Repeat the listing in full, preserving every character.

▸ DATA SHOWN:
══════

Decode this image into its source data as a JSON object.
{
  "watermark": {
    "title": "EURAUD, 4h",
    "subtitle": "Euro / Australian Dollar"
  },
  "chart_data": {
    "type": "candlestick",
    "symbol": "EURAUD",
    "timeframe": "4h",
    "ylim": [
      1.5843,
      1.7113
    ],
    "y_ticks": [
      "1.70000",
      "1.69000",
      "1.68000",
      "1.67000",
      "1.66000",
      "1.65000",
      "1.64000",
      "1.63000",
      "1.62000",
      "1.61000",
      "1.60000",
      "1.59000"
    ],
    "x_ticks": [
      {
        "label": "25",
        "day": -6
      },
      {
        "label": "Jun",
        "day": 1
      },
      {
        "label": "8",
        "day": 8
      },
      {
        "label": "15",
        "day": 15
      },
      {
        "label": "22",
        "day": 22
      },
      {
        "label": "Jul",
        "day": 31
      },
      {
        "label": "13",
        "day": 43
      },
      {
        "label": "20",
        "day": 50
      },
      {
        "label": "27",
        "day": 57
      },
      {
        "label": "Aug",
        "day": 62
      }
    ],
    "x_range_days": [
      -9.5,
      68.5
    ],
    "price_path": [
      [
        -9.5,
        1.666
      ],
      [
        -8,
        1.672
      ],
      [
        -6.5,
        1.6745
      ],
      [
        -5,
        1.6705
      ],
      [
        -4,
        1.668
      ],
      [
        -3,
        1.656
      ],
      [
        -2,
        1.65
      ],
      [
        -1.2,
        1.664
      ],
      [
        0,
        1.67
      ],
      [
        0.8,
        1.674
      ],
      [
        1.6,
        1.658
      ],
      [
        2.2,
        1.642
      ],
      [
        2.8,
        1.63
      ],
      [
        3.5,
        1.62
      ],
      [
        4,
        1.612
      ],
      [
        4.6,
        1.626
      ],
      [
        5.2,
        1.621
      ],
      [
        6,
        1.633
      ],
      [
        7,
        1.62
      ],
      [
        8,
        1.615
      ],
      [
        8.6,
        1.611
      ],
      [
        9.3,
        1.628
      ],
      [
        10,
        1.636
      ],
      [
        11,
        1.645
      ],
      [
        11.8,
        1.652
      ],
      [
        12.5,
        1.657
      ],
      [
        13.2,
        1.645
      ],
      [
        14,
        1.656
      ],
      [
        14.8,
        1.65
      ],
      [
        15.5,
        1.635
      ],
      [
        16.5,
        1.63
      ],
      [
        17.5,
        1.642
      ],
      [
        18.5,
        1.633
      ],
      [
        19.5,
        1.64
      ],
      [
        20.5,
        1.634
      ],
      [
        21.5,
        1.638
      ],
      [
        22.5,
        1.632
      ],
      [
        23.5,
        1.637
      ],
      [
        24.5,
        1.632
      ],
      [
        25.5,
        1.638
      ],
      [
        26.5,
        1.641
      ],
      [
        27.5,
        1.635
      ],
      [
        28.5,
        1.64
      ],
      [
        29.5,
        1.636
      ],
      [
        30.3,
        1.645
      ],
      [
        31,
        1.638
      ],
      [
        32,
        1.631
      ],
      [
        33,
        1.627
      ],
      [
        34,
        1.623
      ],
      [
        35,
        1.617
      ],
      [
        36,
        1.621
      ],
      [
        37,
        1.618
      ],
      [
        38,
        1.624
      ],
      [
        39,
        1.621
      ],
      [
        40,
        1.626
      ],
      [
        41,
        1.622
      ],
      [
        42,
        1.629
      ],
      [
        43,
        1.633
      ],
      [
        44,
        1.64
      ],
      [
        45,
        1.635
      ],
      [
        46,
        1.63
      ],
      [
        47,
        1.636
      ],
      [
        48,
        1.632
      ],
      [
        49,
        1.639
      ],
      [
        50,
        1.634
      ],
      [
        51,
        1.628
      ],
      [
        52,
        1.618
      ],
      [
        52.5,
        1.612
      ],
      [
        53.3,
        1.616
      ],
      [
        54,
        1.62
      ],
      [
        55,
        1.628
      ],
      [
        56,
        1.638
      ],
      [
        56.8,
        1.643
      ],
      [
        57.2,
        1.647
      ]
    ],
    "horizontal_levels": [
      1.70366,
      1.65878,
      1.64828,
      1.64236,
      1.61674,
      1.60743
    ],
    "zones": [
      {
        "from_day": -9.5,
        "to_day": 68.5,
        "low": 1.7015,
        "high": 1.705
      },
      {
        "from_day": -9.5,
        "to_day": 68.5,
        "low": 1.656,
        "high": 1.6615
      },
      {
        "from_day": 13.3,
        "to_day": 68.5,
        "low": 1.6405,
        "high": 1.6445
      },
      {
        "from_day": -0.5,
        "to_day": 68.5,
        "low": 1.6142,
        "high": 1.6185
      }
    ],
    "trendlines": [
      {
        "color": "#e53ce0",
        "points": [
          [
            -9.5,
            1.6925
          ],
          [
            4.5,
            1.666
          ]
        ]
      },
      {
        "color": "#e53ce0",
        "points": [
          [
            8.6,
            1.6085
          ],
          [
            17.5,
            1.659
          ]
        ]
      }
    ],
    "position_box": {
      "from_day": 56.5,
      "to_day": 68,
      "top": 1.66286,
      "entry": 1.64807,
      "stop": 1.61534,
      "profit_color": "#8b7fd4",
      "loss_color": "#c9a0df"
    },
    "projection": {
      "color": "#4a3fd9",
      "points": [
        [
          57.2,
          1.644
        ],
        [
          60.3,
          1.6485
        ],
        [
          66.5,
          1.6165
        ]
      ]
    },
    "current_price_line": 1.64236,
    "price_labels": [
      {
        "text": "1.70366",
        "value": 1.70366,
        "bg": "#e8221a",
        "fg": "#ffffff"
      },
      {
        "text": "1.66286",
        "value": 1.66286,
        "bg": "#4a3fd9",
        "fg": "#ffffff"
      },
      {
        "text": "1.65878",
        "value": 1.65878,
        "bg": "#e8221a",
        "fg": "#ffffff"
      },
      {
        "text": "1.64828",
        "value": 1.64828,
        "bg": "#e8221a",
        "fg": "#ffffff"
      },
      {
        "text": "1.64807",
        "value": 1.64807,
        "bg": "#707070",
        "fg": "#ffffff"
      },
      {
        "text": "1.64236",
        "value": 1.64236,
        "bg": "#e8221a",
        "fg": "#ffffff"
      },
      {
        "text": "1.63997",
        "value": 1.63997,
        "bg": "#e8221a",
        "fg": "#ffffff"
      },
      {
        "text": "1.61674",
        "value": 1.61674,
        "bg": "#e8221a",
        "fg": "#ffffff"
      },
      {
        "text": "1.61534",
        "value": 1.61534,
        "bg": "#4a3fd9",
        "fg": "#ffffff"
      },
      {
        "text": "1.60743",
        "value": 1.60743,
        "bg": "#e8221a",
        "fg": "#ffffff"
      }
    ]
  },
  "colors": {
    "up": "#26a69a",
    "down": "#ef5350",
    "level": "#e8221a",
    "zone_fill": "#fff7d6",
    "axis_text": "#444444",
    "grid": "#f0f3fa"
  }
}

══════

▸ CORRECT RESPONSE:
Decode this image into its source data as a JSON object.
{
  "watermark": {
    "title": "EURAUD, 4h",
    "subtitle": "Euro / Australian Dollar"
  },
  "chart_data": {
    "type": "candlestick",
    "symbol": "EURAUD",
    "timeframe": "4h",
    "ylim": [
      1.5843,
      1.7113
    ],
    "y_ticks": [
      "1.70000",
      "1.69000",
      "1.68000",
      "1.67000",
      "1.66000",
      "1.65000",
      "1.64000",
      "1.63000",
      "1.62000",
      "1.61000",
      "1.60000",
      "1.59000"
    ],
    "x_ticks": [
      {
        "label": "25",
        "day": -6
      },
      {
        "label": "Jun",
        "day": 1
      },
      {
        "label": "8",
        "day": 8
      },
      {
        "label": "15",
        "day": 15
      },
      {
        "label": "22",
        "day": 22
      },
      {
        "label": "Jul",
        "day": 31
      },
      {
        "label": "13",
        "day": 43
      },
      {
        "label": "20",
        "day": 50
      },
      {
        "label": "27",
        "day": 57
      },
      {
        "label": "Aug",
        "day": 62
      }
    ],
    "x_range_days": [
      -9.5,
      68.5
    ],
    "price_path": [
      [
        -9.5,
        1.666
      ],
      [
        -8,
        1.672
      ],
      [
        -6.5,
        1.6745
      ],
      [
        -5,
        1.6705
      ],
      [
        -4,
        1.668
      ],
      [
        -3,
        1.656
      ],
      [
        -2,
        1.65
      ],
      [
        -1.2,
        1.664
      ],
      [
        0,
        1.67
      ],
      [
        0.8,
        1.674
      ],
      [
        1.6,
        1.658
      ],
      [
        2.2,
        1.642
      ],
      [
        2.8,
        1.63
      ],
      [
        3.5,
        1.62
      ],
      [
        4,
        1.612
      ],
      [
        4.6,
        1.626
      ],
      [
        5.2,
        1.621
      ],
      [
        6,
        1.633
      ],
      [
        7,
        1.62
      ],
      [
        8,
        1.615
      ],
      [
        8.6,
        1.611
      ],
      [
        9.3,
        1.628
      ],
      [
        10,
        1.636
      ],
      [
        11,
        1.645
      ],
      [
        11.8,
        1.652
      ],
      [
        12.5,
        1.657
      ],
      [
        13.2,
        1.645
      ],
      [
        14,
        1.656
      ],
      [
        14.8,
        1.65
      ],
      [
        15.5,
        1.635
      ],
      [
        16.5,
        1.63
      ],
      [
        17.5,
        1.642
      ],
      [
        18.5,
        1.633
      ],
      [
        19.5,
        1.64
      ],
      [
        20.5,
        1.634
      ],
      [
        21.5,
        1.638
      ],
      [
        22.5,
        1.632
      ],
      [
        23.5,
        1.637
      ],
      [
        24.5,
        1.632
      ],
      [
        25.5,
        1.638
      ],
      [
        26.5,
        1.641
      ],
      [
        27.5,
        1.635
      ],
      [
        28.5,
        1.64
      ],
      [
        29.5,
        1.636
      ],
      [
        30.3,
        1.645
      ],
      [
        31,
        1.638
      ],
      [
        32,
        1.631
      ],
      [
        33,
        1.627
      ],
      [
        34,
        1.623
      ],
      [
        35,
        1.617
      ],
      [
        36,
        1.621
      ],
      [
        37,
        1.618
      ],
      [
        38,
        1.624
      ],
      [
        39,
        1.621
      ],
      [
        40,
        1.626
      ],
      [
        41,
        1.622
      ],
      [
        42,
        1.629
      ],
      [
        43,
        1.633
      ],
      [
        44,
        1.64
      ],
      [
        45,
        1.635
      ],
      [
        46,
        1.63
      ],
      [
        47,
        1.636
      ],
      [
        48,
        1.632
      ],
      [
        49,
        1.639
      ],
      [
        50,
        1.634
      ],
      [
        51,
        1.628
      ],
      [
        52,
        1.618
      ],
      [
        52.5,
        1.612
      ],
      [
        53.3,
        1.616
      ],
      [
        54,
        1.62
      ],
      [
        55,
        1.628
      ],
      [
        56,
        1.638
      ],
      [
        56.8,
        1.643
      ],
      [
        57.2,
        1.647
      ]
    ],
    "horizontal_levels": [
      1.70366,
      1.65878,
      1.64828,
      1.64236,
      1.61674,
      1.60743
    ],
    "zones": [
      {
        "from_day": -9.5,
        "to_day": 68.5,
        "low": 1.7015,
        "high": 1.705
      },
      {
        "from_day": -9.5,
        "to_day": 68.5,
        "low": 1.656,
        "high": 1.6615
      },
      {
        "from_day": 13.3,
        "to_day": 68.5,
        "low": 1.6405,
        "high": 1.6445
      },
      {
        "from_day": -0.5,
        "to_day": 68.5,
        "low": 1.6142,
        "high": 1.6185
      }
    ],
    "trendlines": [
      {
        "color": "#e53ce0",
        "points": [
          [
            -9.5,
            1.6925
          ],
          [
            4.5,
            1.666
          ]
        ]
      },
      {
        "color": "#e53ce0",
        "points": [
          [
            8.6,
            1.6085
          ],
          [
            17.5,
            1.659
          ]
        ]
      }
    ],
    "position_box": {
      "from_day": 56.5,
      "to_day": 68,
      "top": 1.66286,
      "entry": 1.64807,
      "stop": 1.61534,
      "profit_color": "#8b7fd4",
      "loss_color": "#c9a0df"
    },
    "projection": {
      "color": "#4a3fd9",
      "points": [
        [
          57.2,
          1.644
        ],
        [
          60.3,
          1.6485
        ],
        [
          66.5,
          1.6165
        ]
      ]
    },
    "current_price_line": 1.64236,
    "price_labels": [
      {
        "text": "1.70366",
        "value": 1.70366,
        "bg": "#e8221a",
        "fg": "#ffffff"
      },
      {
        "text": "1.66286",
        "value": 1.66286,
        "bg": "#4a3fd9",
        "fg": "#ffffff"
      },
      {
        "text": "1.65878",
        "value": 1.65878,
        "bg": "#e8221a",
        "fg": "#ffffff"
      },
      {
        "text": "1.64828",
        "value": 1.64828,
        "bg": "#e8221a",
        "fg": "#ffffff"
      },
      {
        "text": "1.64807",
        "value": 1.64807,
        "bg": "#707070",
        "fg": "#ffffff"
      },
      {
        "text": "1.64236",
        "value": 1.64236,
        "bg": "#e8221a",
        "fg": "#ffffff"
      },
      {
        "text": "1.63997",
        "value": 1.63997,
        "bg": "#e8221a",
        "fg": "#ffffff"
      },
      {
        "text": "1.61674",
        "value": 1.61674,
        "bg": "#e8221a",
        "fg": "#ffffff"
      },
      {
        "text": "1.61534",
        "value": 1.61534,
        "bg": "#4a3fd9",
        "fg": "#ffffff"
      },
      {
        "text": "1.60743",
        "value": 1.60743,
        "bg": "#e8221a",
        "fg": "#ffffff"
      }
    ]
  },
  "colors": {
    "up": "#26a69a",
    "down": "#ef5350",
    "level": "#e8221a",
    "zone_fill": "#fff7d6",
    "axis_text": "#444444",
    "grid": "#f0f3fa"
  }
}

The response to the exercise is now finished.